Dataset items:

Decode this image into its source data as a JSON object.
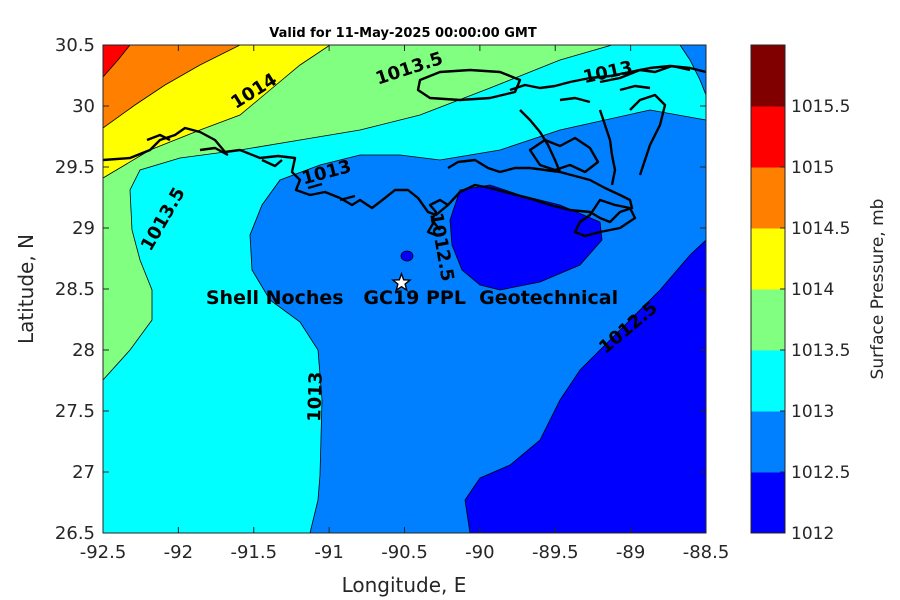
{
  "chart_data": {
    "type": "contour_map",
    "title": "Valid for 11-May-2025 00:00:00 GMT",
    "xlabel": "Longitude, E",
    "ylabel": "Latitude, N",
    "xlim": [
      -92.5,
      -88.5
    ],
    "ylim": [
      26.5,
      30.5
    ],
    "xticks": [
      "-92.5",
      "-92",
      "-91.5",
      "-91",
      "-90.5",
      "-90",
      "-89.5",
      "-89",
      "-88.5"
    ],
    "yticks": [
      "30.5",
      "30",
      "29.5",
      "29",
      "28.5",
      "28",
      "27.5",
      "27",
      "26.5"
    ],
    "contour_labels": [
      "1014",
      "1013.5",
      "1013",
      "1013.5",
      "1013",
      "1012.5",
      "1013",
      "1012.5"
    ],
    "site": {
      "name": "Shell Noches   GC19 PPL  Geotechnical",
      "lon": -90.52,
      "lat": 28.55,
      "marker": "star"
    },
    "colorbar": {
      "label": "Surface Pressure, mb",
      "ticks": [
        "1015.5",
        "1015",
        "1014.5",
        "1014",
        "1013.5",
        "1013",
        "1012.5",
        "1012"
      ],
      "levels": [
        {
          "range": [
            1012.0,
            1012.5
          ],
          "color": "#0000ff"
        },
        {
          "range": [
            1012.5,
            1013.0
          ],
          "color": "#0080ff"
        },
        {
          "range": [
            1013.0,
            1013.5
          ],
          "color": "#00ffff"
        },
        {
          "range": [
            1013.5,
            1014.0
          ],
          "color": "#80ff80"
        },
        {
          "range": [
            1014.0,
            1014.5
          ],
          "color": "#ffff00"
        },
        {
          "range": [
            1014.5,
            1015.0
          ],
          "color": "#ff8000"
        },
        {
          "range": [
            1015.0,
            1015.5
          ],
          "color": "#ff0000"
        },
        {
          "range": [
            1015.5,
            1016.0
          ],
          "color": "#800000"
        }
      ]
    },
    "coastline_color": "#000000"
  }
}
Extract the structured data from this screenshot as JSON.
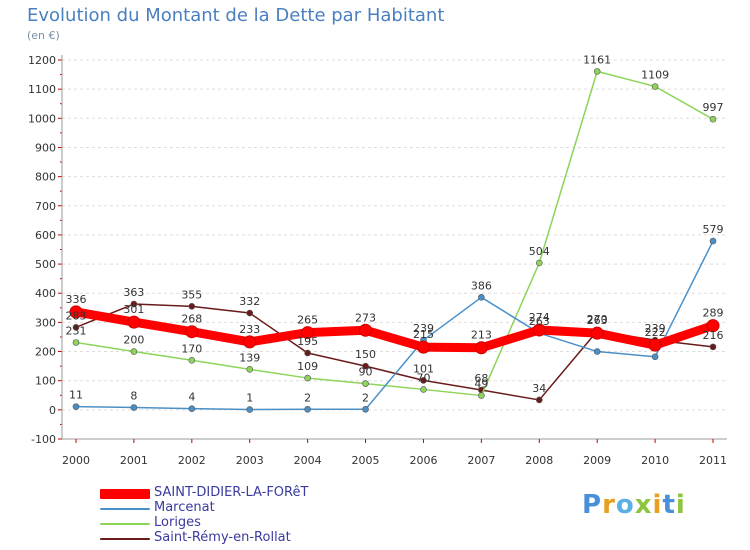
{
  "title": "Evolution du Montant de la Dette par Habitant",
  "subtitle": "(en €)",
  "logo": {
    "text": "Proxiti",
    "letter_colors": [
      "#4a90d9",
      "#e8a020",
      "#5ab0e0",
      "#8cc63f",
      "#e8a020",
      "#4a90d9",
      "#8cc63f"
    ]
  },
  "chart_data": {
    "type": "line",
    "title": "Evolution du Montant de la Dette par Habitant",
    "subtitle": "(en €)",
    "x": [
      "2000",
      "2001",
      "2002",
      "2003",
      "2004",
      "2005",
      "2006",
      "2007",
      "2008",
      "2009",
      "2010",
      "2011"
    ],
    "ylim": [
      -100,
      1200
    ],
    "yticks": [
      -100,
      0,
      100,
      200,
      300,
      400,
      500,
      600,
      700,
      800,
      900,
      1000,
      1100,
      1200
    ],
    "grid": "horizontal",
    "legend_position": "bottom-left",
    "series": [
      {
        "name": "SAINT-DIDIER-LA-FORêT",
        "color": "#ff0000",
        "values": [
          336,
          301,
          268,
          233,
          265,
          273,
          215,
          213,
          274,
          263,
          222,
          289
        ],
        "labels": [
          "336",
          "301",
          "268",
          "233",
          "265",
          "273",
          "215",
          "213",
          "274",
          "263",
          "222",
          "289"
        ]
      },
      {
        "name": "Marcenat",
        "color": "#4a90c8",
        "values": [
          11,
          8,
          4,
          1,
          2,
          2,
          239,
          386,
          263,
          200,
          182,
          579
        ],
        "labels": [
          "11",
          "8",
          "4",
          "1",
          "2",
          "2",
          "239",
          "386",
          "263",
          "",
          "",
          "579"
        ]
      },
      {
        "name": "Loriges",
        "color": "#8cd45a",
        "values": [
          231,
          200,
          170,
          139,
          109,
          90,
          70,
          49,
          504,
          1161,
          1109,
          997
        ],
        "labels": [
          "231",
          "200",
          "170",
          "139",
          "109",
          "90",
          "70",
          "49",
          "504",
          "1161",
          "1109",
          "997"
        ]
      },
      {
        "name": "Saint-Rémy-en-Rollat",
        "color": "#6a1a1a",
        "values": [
          283,
          363,
          355,
          332,
          195,
          150,
          101,
          68,
          34,
          270,
          239,
          216
        ],
        "labels": [
          "283",
          "363",
          "355",
          "332",
          "195",
          "150",
          "101",
          "68",
          "34",
          "270",
          "239",
          "216"
        ]
      }
    ]
  }
}
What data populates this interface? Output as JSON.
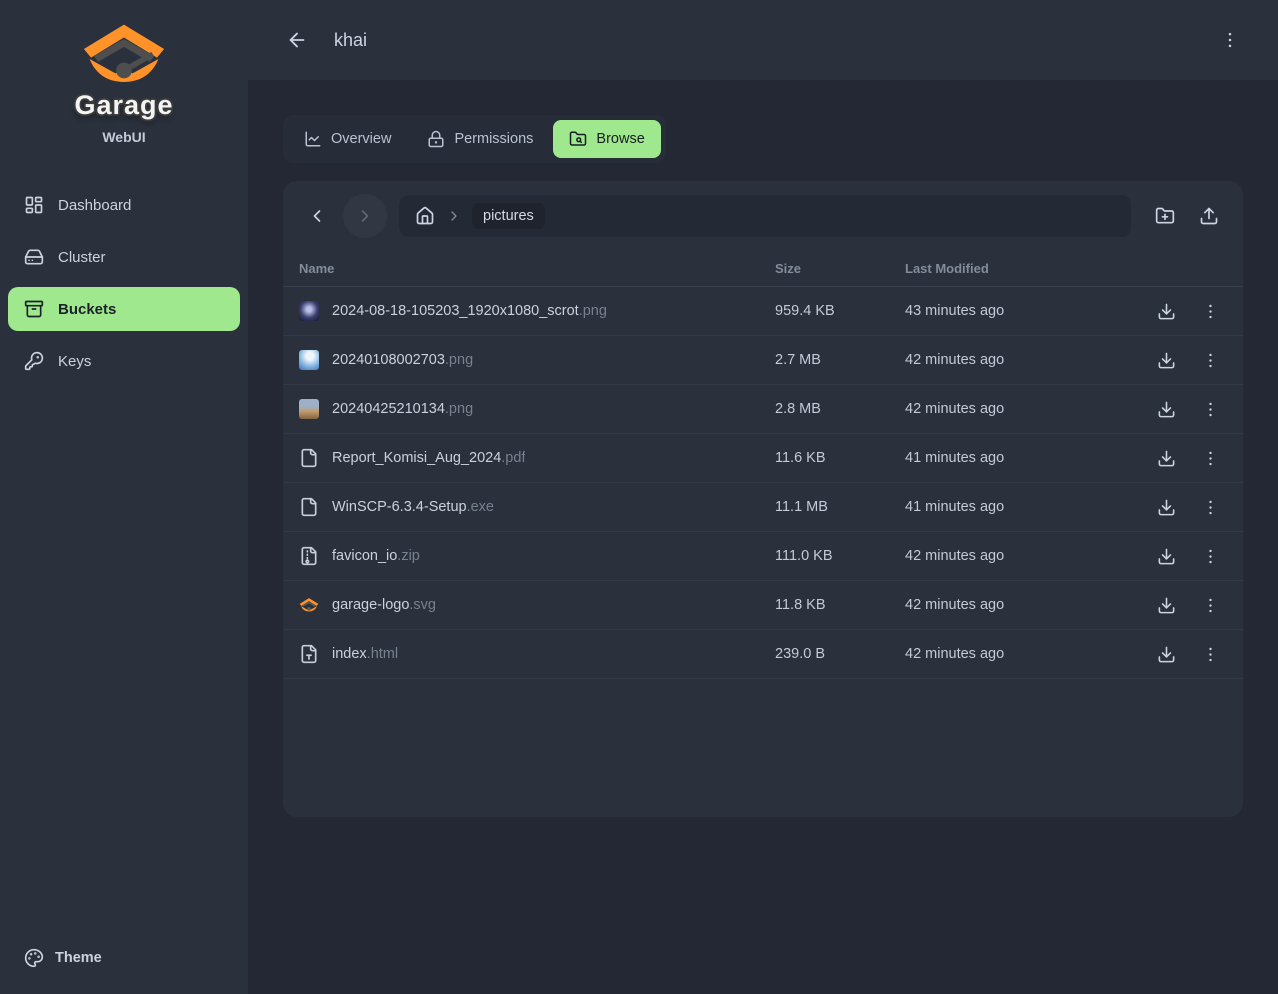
{
  "sidebar": {
    "brand": {
      "title": "Garage",
      "subtitle": "WebUI"
    },
    "items": [
      {
        "label": "Dashboard",
        "icon": "dashboard",
        "active": false
      },
      {
        "label": "Cluster",
        "icon": "cluster",
        "active": false
      },
      {
        "label": "Buckets",
        "icon": "buckets",
        "active": true
      },
      {
        "label": "Keys",
        "icon": "keys",
        "active": false
      }
    ],
    "footer": {
      "theme_label": "Theme"
    }
  },
  "header": {
    "title": "khai"
  },
  "tabs": [
    {
      "label": "Overview",
      "icon": "chart",
      "active": false
    },
    {
      "label": "Permissions",
      "icon": "lock",
      "active": false
    },
    {
      "label": "Browse",
      "icon": "folder-search",
      "active": true
    }
  ],
  "browser": {
    "breadcrumb": {
      "current_folder": "pictures"
    },
    "table": {
      "columns": [
        "Name",
        "Size",
        "Last Modified"
      ],
      "rows": [
        {
          "name": "2024-08-18-105203_1920x1080_scrot",
          "ext": ".png",
          "size": "959.4 KB",
          "modified": "43 minutes ago",
          "icon": "thumb-1"
        },
        {
          "name": "20240108002703",
          "ext": ".png",
          "size": "2.7 MB",
          "modified": "42 minutes ago",
          "icon": "thumb-2"
        },
        {
          "name": "20240425210134",
          "ext": ".png",
          "size": "2.8 MB",
          "modified": "42 minutes ago",
          "icon": "thumb-3"
        },
        {
          "name": "Report_Komisi_Aug_2024",
          "ext": ".pdf",
          "size": "11.6 KB",
          "modified": "41 minutes ago",
          "icon": "file"
        },
        {
          "name": "WinSCP-6.3.4-Setup",
          "ext": ".exe",
          "size": "11.1 MB",
          "modified": "41 minutes ago",
          "icon": "file"
        },
        {
          "name": "favicon_io",
          "ext": ".zip",
          "size": "111.0 KB",
          "modified": "42 minutes ago",
          "icon": "file-archive"
        },
        {
          "name": "garage-logo",
          "ext": ".svg",
          "size": "11.8 KB",
          "modified": "42 minutes ago",
          "icon": "garage-thumb"
        },
        {
          "name": "index",
          "ext": ".html",
          "size": "239.0 B",
          "modified": "42 minutes ago",
          "icon": "file-type"
        }
      ]
    }
  },
  "colors": {
    "accent_green": "#9fe88d",
    "brand_orange": "#ff9329"
  }
}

* The problem:
Reproduce all of the entries word for word, skipping any pictures they hold.

* Complete output:
Decode this image into its source data as a JSON object.
{
  "chart_data": {
    "type": "contour_map",
    "title": "Valid for 11-May-2025 00:00:00 GMT",
    "xlabel": "Longitude, E",
    "ylabel": "Latitude, N",
    "xlim": [
      -92.5,
      -88.5
    ],
    "ylim": [
      26.5,
      30.5
    ],
    "xticks": [
      "-92.5",
      "-92",
      "-91.5",
      "-91",
      "-90.5",
      "-90",
      "-89.5",
      "-89",
      "-88.5"
    ],
    "yticks": [
      "30.5",
      "30",
      "29.5",
      "29",
      "28.5",
      "28",
      "27.5",
      "27",
      "26.5"
    ],
    "contour_labels": [
      "1014",
      "1013.5",
      "1013",
      "1013.5",
      "1013",
      "1012.5",
      "1013",
      "1012.5"
    ],
    "site": {
      "name": "Shell Noches   GC19 PPL  Geotechnical",
      "lon": -90.52,
      "lat": 28.55,
      "marker": "star"
    },
    "colorbar": {
      "label": "Surface Pressure, mb",
      "ticks": [
        "1015.5",
        "1015",
        "1014.5",
        "1014",
        "1013.5",
        "1013",
        "1012.5",
        "1012"
      ],
      "levels": [
        {
          "range": [
            1012.0,
            1012.5
          ],
          "color": "#0000ff"
        },
        {
          "range": [
            1012.5,
            1013.0
          ],
          "color": "#0080ff"
        },
        {
          "range": [
            1013.0,
            1013.5
          ],
          "color": "#00ffff"
        },
        {
          "range": [
            1013.5,
            1014.0
          ],
          "color": "#80ff80"
        },
        {
          "range": [
            1014.0,
            1014.5
          ],
          "color": "#ffff00"
        },
        {
          "range": [
            1014.5,
            1015.0
          ],
          "color": "#ff8000"
        },
        {
          "range": [
            1015.0,
            1015.5
          ],
          "color": "#ff0000"
        },
        {
          "range": [
            1015.5,
            1016.0
          ],
          "color": "#800000"
        }
      ]
    },
    "coastline_color": "#000000"
  }
}
Extract the structured data from this screenshot as JSON.
{
  "title": "Evolution du Montant de la Dette par Habitant",
  "subtitle": "(en €)",
  "logo": {
    "text": "Proxiti",
    "letter_colors": [
      "#4a90d9",
      "#e8a020",
      "#5ab0e0",
      "#8cc63f",
      "#e8a020",
      "#4a90d9",
      "#8cc63f"
    ]
  },
  "chart_data": {
    "type": "line",
    "title": "Evolution du Montant de la Dette par Habitant",
    "subtitle": "(en €)",
    "x": [
      "2000",
      "2001",
      "2002",
      "2003",
      "2004",
      "2005",
      "2006",
      "2007",
      "2008",
      "2009",
      "2010",
      "2011"
    ],
    "ylim": [
      -100,
      1200
    ],
    "yticks": [
      -100,
      0,
      100,
      200,
      300,
      400,
      500,
      600,
      700,
      800,
      900,
      1000,
      1100,
      1200
    ],
    "grid": "horizontal",
    "legend_position": "bottom-left",
    "series": [
      {
        "name": "SAINT-DIDIER-LA-FORêT",
        "color": "#ff0000",
        "values": [
          336,
          301,
          268,
          233,
          265,
          273,
          215,
          213,
          274,
          263,
          222,
          289
        ],
        "labels": [
          "336",
          "301",
          "268",
          "233",
          "265",
          "273",
          "215",
          "213",
          "274",
          "263",
          "222",
          "289"
        ]
      },
      {
        "name": "Marcenat",
        "color": "#4a90c8",
        "values": [
          11,
          8,
          4,
          1,
          2,
          2,
          239,
          386,
          263,
          200,
          182,
          579
        ],
        "labels": [
          "11",
          "8",
          "4",
          "1",
          "2",
          "2",
          "239",
          "386",
          "263",
          "",
          "",
          "579"
        ]
      },
      {
        "name": "Loriges",
        "color": "#8cd45a",
        "values": [
          231,
          200,
          170,
          139,
          109,
          90,
          70,
          49,
          504,
          1161,
          1109,
          997
        ],
        "labels": [
          "231",
          "200",
          "170",
          "139",
          "109",
          "90",
          "70",
          "49",
          "504",
          "1161",
          "1109",
          "997"
        ]
      },
      {
        "name": "Saint-Rémy-en-Rollat",
        "color": "#6a1a1a",
        "values": [
          283,
          363,
          355,
          332,
          195,
          150,
          101,
          68,
          34,
          270,
          239,
          216
        ],
        "labels": [
          "283",
          "363",
          "355",
          "332",
          "195",
          "150",
          "101",
          "68",
          "34",
          "270",
          "239",
          "216"
        ]
      }
    ]
  }
}
What data populates this interface? Output as JSON.
{
  "sidebar": {
    "brand": {
      "title": "Garage",
      "subtitle": "WebUI"
    },
    "items": [
      {
        "label": "Dashboard",
        "icon": "dashboard",
        "active": false
      },
      {
        "label": "Cluster",
        "icon": "cluster",
        "active": false
      },
      {
        "label": "Buckets",
        "icon": "buckets",
        "active": true
      },
      {
        "label": "Keys",
        "icon": "keys",
        "active": false
      }
    ],
    "footer": {
      "theme_label": "Theme"
    }
  },
  "header": {
    "title": "khai"
  },
  "tabs": [
    {
      "label": "Overview",
      "icon": "chart",
      "active": false
    },
    {
      "label": "Permissions",
      "icon": "lock",
      "active": false
    },
    {
      "label": "Browse",
      "icon": "folder-search",
      "active": true
    }
  ],
  "browser": {
    "breadcrumb": {
      "current_folder": "pictures"
    },
    "table": {
      "columns": [
        "Name",
        "Size",
        "Last Modified"
      ],
      "rows": [
        {
          "name": "2024-08-18-105203_1920x1080_scrot",
          "ext": ".png",
          "size": "959.4 KB",
          "modified": "43 minutes ago",
          "icon": "thumb-1"
        },
        {
          "name": "20240108002703",
          "ext": ".png",
          "size": "2.7 MB",
          "modified": "42 minutes ago",
          "icon": "thumb-2"
        },
        {
          "name": "20240425210134",
          "ext": ".png",
          "size": "2.8 MB",
          "modified": "42 minutes ago",
          "icon": "thumb-3"
        },
        {
          "name": "Report_Komisi_Aug_2024",
          "ext": ".pdf",
          "size": "11.6 KB",
          "modified": "41 minutes ago",
          "icon": "file"
        },
        {
          "name": "WinSCP-6.3.4-Setup",
          "ext": ".exe",
          "size": "11.1 MB",
          "modified": "41 minutes ago",
          "icon": "file"
        },
        {
          "name": "favicon_io",
          "ext": ".zip",
          "size": "111.0 KB",
          "modified": "42 minutes ago",
          "icon": "file-archive"
        },
        {
          "name": "garage-logo",
          "ext": ".svg",
          "size": "11.8 KB",
          "modified": "42 minutes ago",
          "icon": "garage-thumb"
        },
        {
          "name": "index",
          "ext": ".html",
          "size": "239.0 B",
          "modified": "42 minutes ago",
          "icon": "file-type"
        }
      ]
    }
  },
  "colors": {
    "accent_green": "#9fe88d",
    "brand_orange": "#ff9329"
  }
}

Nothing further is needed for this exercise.